Can the data below be echoed back word for word?
== == ==
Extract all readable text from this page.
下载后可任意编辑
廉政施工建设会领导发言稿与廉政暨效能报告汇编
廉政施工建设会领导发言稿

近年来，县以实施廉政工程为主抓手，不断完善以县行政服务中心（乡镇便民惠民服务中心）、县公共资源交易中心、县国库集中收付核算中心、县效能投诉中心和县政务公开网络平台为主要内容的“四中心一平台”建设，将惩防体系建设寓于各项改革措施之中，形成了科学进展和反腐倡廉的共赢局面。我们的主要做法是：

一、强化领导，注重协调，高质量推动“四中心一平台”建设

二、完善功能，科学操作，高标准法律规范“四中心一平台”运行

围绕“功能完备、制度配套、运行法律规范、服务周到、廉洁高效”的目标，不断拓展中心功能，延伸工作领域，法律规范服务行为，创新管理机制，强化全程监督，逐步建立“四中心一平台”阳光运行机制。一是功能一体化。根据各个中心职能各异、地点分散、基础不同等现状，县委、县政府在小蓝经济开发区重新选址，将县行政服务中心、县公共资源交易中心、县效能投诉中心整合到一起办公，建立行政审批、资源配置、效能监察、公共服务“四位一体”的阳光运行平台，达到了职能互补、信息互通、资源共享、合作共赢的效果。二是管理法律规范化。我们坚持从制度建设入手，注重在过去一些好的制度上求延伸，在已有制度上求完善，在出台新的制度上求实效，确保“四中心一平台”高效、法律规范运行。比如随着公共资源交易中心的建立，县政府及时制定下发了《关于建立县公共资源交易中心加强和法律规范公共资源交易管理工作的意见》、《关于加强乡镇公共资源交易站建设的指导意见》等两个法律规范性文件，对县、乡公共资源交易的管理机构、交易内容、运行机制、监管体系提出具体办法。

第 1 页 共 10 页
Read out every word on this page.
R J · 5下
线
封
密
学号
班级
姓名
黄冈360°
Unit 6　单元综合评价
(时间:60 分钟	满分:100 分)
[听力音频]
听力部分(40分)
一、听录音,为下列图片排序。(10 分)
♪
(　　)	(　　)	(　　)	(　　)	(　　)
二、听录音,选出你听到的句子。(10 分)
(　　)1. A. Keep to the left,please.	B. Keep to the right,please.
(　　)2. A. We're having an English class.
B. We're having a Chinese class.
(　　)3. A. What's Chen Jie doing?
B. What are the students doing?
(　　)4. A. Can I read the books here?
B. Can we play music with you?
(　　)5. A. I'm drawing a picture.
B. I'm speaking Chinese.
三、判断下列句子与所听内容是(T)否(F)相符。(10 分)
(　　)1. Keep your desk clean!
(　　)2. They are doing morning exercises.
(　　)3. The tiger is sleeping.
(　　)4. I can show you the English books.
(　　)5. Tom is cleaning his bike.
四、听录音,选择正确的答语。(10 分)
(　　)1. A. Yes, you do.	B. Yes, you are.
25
== == ==
WRITTEN SOLUTION:
Extract all readable text from this page.
下载后可任意编辑
廉政施工建设会领导发言稿与廉政暨效能报告汇编
廉政施工建设会领导发言稿

近年来，县以实施廉政工程为主抓手，不断完善以县行政服务中心（乡镇便民惠民服务中心）、县公共资源交易中心、县国库集中收付核算中心、县效能投诉中心和县政务公开网络平台为主要内容的“四中心一平台”建设，将惩防体系建设寓于各项改革措施之中，形成了科学进展和反腐倡廉的共赢局面。我们的主要做法是：

一、强化领导，注重协调，高质量推动“四中心一平台”建设

二、完善功能，科学操作，高标准法律规范“四中心一平台”运行

围绕“功能完备、制度配套、运行法律规范、服务周到、廉洁高效”的目标，不断拓展中心功能，延伸工作领域，法律规范服务行为，创新管理机制，强化全程监督，逐步建立“四中心一平台”阳光运行机制。一是功能一体化。根据各个中心职能各异、地点分散、基础不同等现状，县委、县政府在小蓝经济开发区重新选址，将县行政服务中心、县公共资源交易中心、县效能投诉中心整合到一起办公，建立行政审批、资源配置、效能监察、公共服务“四位一体”的阳光运行平台，达到了职能互补、信息互通、资源共享、合作共赢的效果。二是管理法律规范化。我们坚持从制度建设入手，注重在过去一些好的制度上求延伸，在已有制度上求完善，在出台新的制度上求实效，确保“四中心一平台”高效、法律规范运行。比如随着公共资源交易中心的建立，县政府及时制定下发了《关于建立县公共资源交易中心加强和法律规范公共资源交易管理工作的意见》、《关于加强乡镇公共资源交易站建设的指导意见》等两个法律规范性文件，对县、乡公共资源交易的管理机构、交易内容、运行机制、监管体系提出具体办法。

第 1 页 共 10 页
Read out every word on this page.
R J · 5下
线
封
密
学号
班级
姓名
黄冈360°
Unit 6　单元综合评价
(时间:60 分钟	满分:100 分)
[听力音频]
听力部分(40分)
一、听录音,为下列图片排序。(10 分)
♪
(　　)	(　　)	(　　)	(　　)	(　　)
二、听录音,选出你听到的句子。(10 分)
(　　)1. A. Keep to the left,please.	B. Keep to the right,please.
(　　)2. A. We're having an English class.
B. We're having a Chinese class.
(　　)3. A. What's Chen Jie doing?
B. What are the students doing?
(　　)4. A. Can I read the books here?
B. Can we play music with you?
(　　)5. A. I'm drawing a picture.
B. I'm speaking Chinese.
三、判断下列句子与所听内容是(T)否(F)相符。(10 分)
(　　)1. Keep your desk clean!
(　　)2. They are doing morning exercises.
(　　)3. The tiger is sleeping.
(　　)4. I can show you the English books.
(　　)5. Tom is cleaning his bike.
四、听录音,选择正确的答语。(10 分)
(　　)1. A. Yes, you do.	B. Yes, you are.
25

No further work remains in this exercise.